# Records about charts and figures

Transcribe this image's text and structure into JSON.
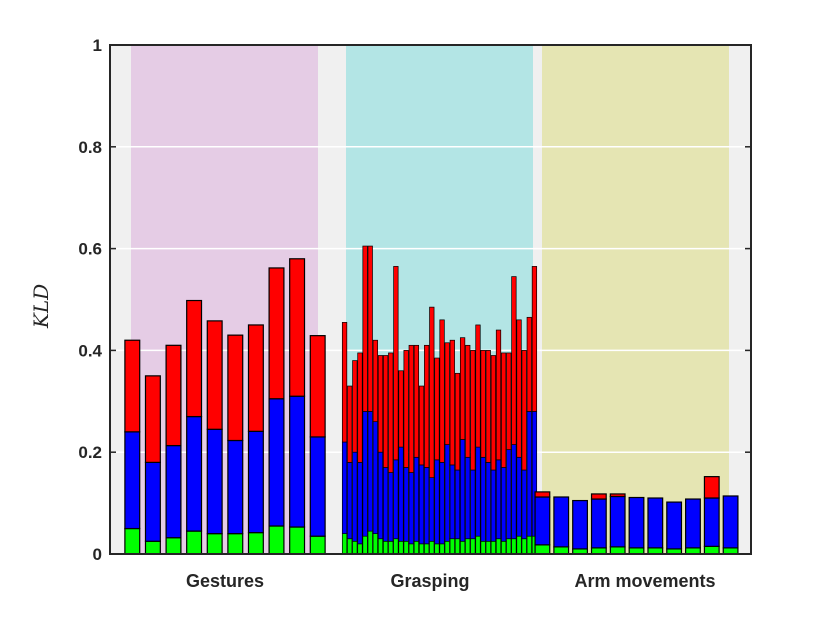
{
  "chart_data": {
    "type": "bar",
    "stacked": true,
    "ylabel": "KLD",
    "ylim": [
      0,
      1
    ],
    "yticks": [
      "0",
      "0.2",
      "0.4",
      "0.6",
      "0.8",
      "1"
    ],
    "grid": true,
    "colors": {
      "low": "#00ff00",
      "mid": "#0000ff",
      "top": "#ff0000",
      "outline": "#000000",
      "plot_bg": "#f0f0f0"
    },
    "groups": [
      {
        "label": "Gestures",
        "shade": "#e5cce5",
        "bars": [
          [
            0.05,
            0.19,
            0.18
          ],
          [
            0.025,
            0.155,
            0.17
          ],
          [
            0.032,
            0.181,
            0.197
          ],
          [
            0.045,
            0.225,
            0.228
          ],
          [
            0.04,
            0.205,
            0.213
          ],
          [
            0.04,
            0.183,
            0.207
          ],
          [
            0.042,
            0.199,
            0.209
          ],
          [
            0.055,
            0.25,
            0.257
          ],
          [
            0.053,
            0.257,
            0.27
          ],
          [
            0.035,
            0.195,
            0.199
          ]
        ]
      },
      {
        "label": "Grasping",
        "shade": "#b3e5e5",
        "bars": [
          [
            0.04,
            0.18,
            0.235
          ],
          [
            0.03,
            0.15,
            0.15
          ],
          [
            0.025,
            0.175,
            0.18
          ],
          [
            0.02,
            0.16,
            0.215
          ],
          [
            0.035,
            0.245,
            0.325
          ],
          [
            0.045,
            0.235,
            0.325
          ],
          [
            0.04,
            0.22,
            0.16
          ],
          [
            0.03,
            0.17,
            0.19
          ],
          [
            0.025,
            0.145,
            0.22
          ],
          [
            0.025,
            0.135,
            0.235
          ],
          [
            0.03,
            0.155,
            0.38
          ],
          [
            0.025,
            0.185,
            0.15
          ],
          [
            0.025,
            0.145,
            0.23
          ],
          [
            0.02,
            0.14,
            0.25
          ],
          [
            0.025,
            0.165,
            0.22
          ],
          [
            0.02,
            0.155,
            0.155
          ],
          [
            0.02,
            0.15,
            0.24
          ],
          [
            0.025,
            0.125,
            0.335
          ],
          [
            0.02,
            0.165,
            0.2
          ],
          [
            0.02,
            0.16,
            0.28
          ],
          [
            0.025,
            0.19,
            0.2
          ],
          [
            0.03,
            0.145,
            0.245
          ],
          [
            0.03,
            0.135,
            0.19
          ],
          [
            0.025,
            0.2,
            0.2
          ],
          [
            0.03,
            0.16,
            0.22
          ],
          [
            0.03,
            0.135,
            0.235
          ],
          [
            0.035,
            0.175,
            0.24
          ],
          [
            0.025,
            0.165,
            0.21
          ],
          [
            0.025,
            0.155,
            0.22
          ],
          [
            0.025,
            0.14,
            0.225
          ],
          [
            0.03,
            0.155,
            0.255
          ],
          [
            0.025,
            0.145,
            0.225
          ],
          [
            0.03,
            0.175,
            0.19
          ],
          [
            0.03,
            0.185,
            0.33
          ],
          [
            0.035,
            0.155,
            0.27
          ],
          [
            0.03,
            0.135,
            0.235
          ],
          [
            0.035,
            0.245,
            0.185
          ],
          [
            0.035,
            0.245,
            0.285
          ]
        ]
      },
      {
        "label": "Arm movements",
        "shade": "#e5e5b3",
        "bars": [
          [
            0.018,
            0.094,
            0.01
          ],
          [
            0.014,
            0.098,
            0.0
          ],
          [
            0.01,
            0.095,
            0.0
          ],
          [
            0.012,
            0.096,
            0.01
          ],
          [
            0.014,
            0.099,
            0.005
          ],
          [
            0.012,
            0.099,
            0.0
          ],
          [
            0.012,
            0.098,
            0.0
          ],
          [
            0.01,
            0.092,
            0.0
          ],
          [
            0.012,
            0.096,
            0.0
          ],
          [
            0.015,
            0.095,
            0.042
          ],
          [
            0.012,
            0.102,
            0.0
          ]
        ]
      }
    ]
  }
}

# THE EXERCISE
In the entries above, count every line containing the word "shade". Write only the total.

# RESPONSE TO THIS TASK
3